__Entries provided__
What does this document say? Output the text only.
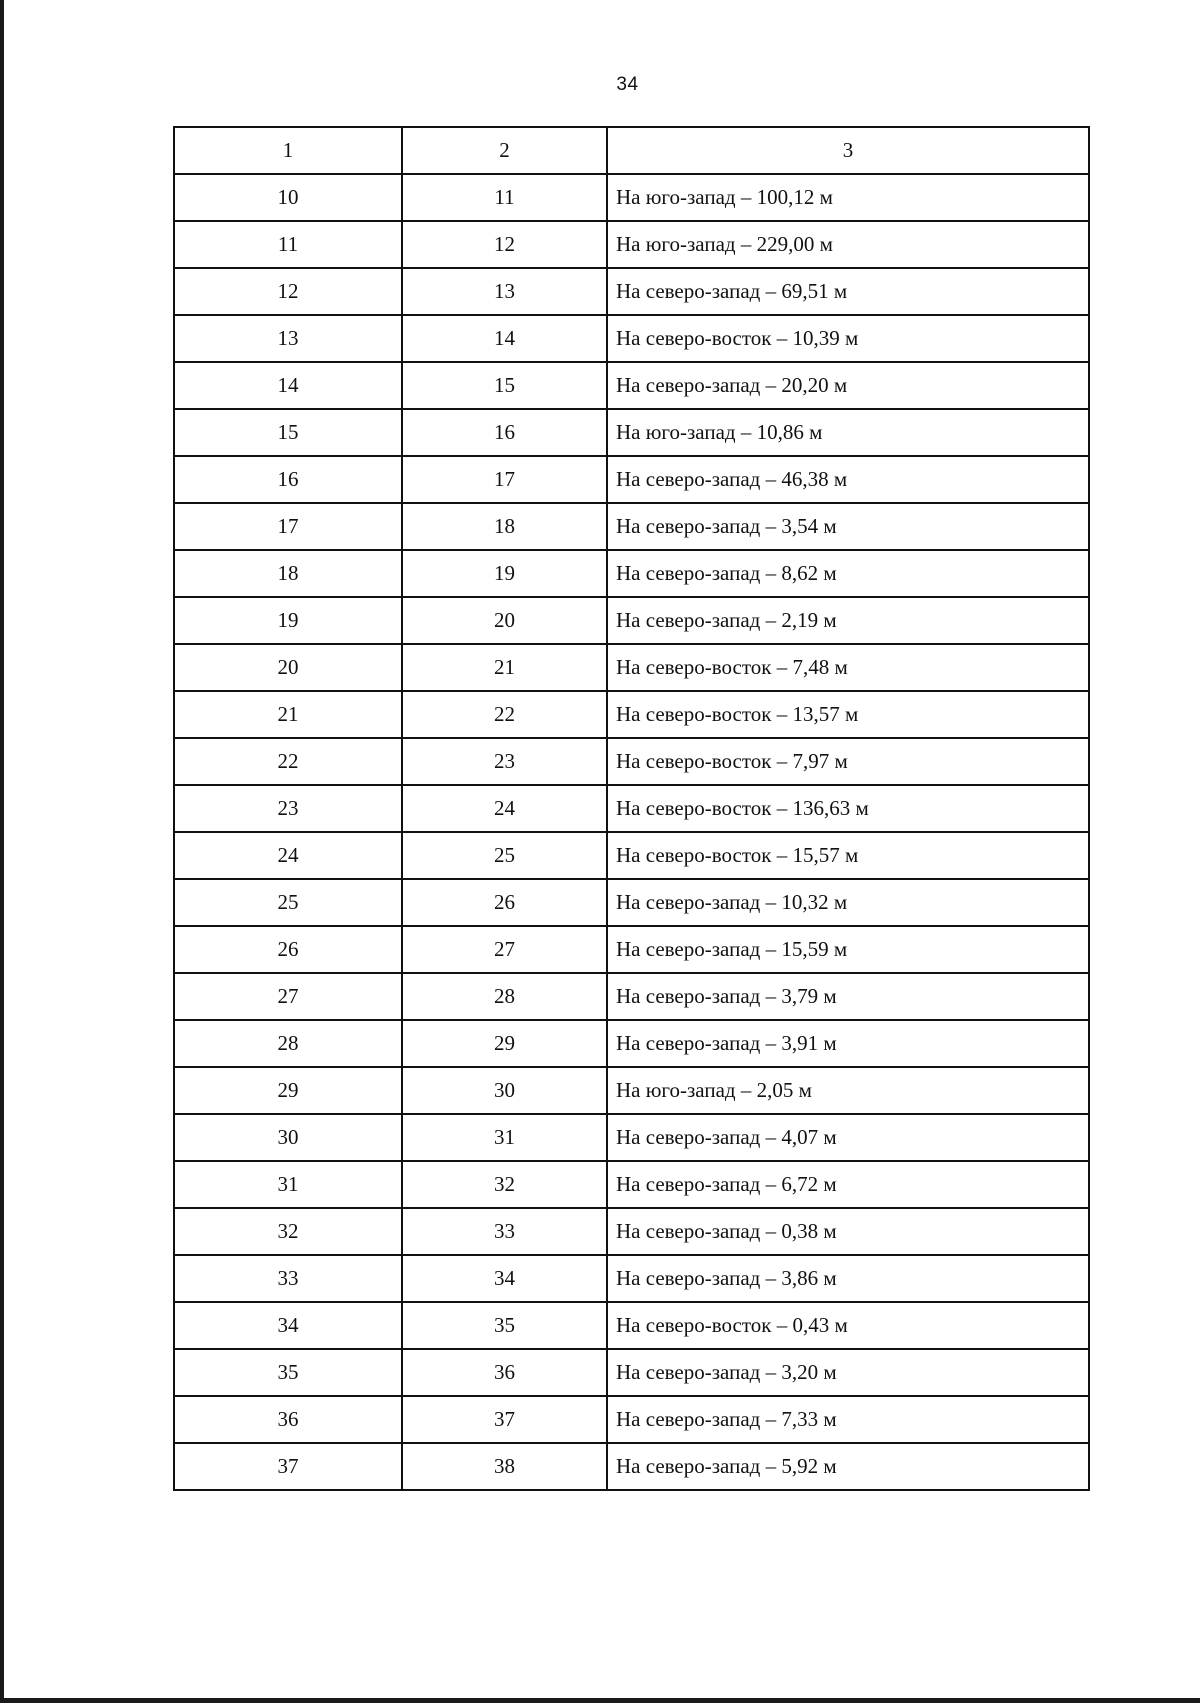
34
1	2	3
10	11	На юго-запад – 100,12 м
11	12	На юго-запад – 229,00 м
12	13	На северо-запад – 69,51 м
13	14	На северо-восток – 10,39 м
14	15	На северо-запад – 20,20 м
15	16	На юго-запад – 10,86 м
16	17	На северо-запад – 46,38 м
17	18	На северо-запад – 3,54 м
18	19	На северо-запад – 8,62 м
19	20	На северо-запад – 2,19 м
20	21	На северо-восток – 7,48 м
21	22	На северо-восток – 13,57 м
22	23	На северо-восток – 7,97 м
23	24	На северо-восток – 136,63 м
24	25	На северо-восток – 15,57 м
25	26	На северо-запад – 10,32 м
26	27	На северо-запад – 15,59 м
27	28	На северо-запад – 3,79 м
28	29	На северо-запад – 3,91 м
29	30	На юго-запад – 2,05 м
30	31	На северо-запад – 4,07 м
31	32	На северо-запад – 6,72 м
32	33	На северо-запад – 0,38 м
33	34	На северо-запад – 3,86 м
34	35	На северо-восток – 0,43 м
35	36	На северо-запад – 3,20 м
36	37	На северо-запад – 7,33 м
37	38	На северо-запад – 5,92 м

__Task details__
Only a number is wanted: how many lines of the material above hold "восток"?

__Problem solution__
7